• EXERCISE DIRECTIONS
Repeat the records below exactly as they appear.

• MATERIAL

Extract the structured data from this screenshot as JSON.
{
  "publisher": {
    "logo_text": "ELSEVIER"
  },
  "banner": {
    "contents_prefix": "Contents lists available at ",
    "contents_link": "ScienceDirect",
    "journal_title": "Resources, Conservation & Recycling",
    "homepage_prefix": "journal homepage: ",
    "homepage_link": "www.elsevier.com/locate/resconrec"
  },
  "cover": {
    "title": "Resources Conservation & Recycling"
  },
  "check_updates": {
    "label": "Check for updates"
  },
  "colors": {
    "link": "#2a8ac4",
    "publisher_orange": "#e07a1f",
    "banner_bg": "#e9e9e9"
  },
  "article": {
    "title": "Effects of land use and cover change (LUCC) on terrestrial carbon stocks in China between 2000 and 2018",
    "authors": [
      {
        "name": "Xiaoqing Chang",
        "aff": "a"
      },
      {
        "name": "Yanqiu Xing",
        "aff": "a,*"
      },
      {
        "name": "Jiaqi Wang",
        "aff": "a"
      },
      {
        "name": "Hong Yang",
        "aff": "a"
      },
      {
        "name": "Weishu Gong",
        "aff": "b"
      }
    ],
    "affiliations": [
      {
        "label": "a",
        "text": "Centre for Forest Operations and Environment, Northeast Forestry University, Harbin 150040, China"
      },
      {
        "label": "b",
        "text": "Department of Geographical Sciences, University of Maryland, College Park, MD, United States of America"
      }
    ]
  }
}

• REPLY TO THE EXERCISE
Extract the structured data from this screenshot as JSON.
{
  "publisher": {
    "logo_text": "ELSEVIER"
  },
  "banner": {
    "contents_prefix": "Contents lists available at ",
    "contents_link": "ScienceDirect",
    "journal_title": "Resources, Conservation & Recycling",
    "homepage_prefix": "journal homepage: ",
    "homepage_link": "www.elsevier.com/locate/resconrec"
  },
  "cover": {
    "title": "Resources Conservation & Recycling"
  },
  "check_updates": {
    "label": "Check for updates"
  },
  "colors": {
    "link": "#2a8ac4",
    "publisher_orange": "#e07a1f",
    "banner_bg": "#e9e9e9"
  },
  "article": {
    "title": "Effects of land use and cover change (LUCC) on terrestrial carbon stocks in China between 2000 and 2018",
    "authors": [
      {
        "name": "Xiaoqing Chang",
        "aff": "a"
      },
      {
        "name": "Yanqiu Xing",
        "aff": "a,*"
      },
      {
        "name": "Jiaqi Wang",
        "aff": "a"
      },
      {
        "name": "Hong Yang",
        "aff": "a"
      },
      {
        "name": "Weishu Gong",
        "aff": "b"
      }
    ],
    "affiliations": [
      {
        "label": "a",
        "text": "Centre for Forest Operations and Environment, Northeast Forestry University, Harbin 150040, China"
      },
      {
        "label": "b",
        "text": "Department of Geographical Sciences, University of Maryland, College Park, MD, United States of America"
      }
    ]
  }
}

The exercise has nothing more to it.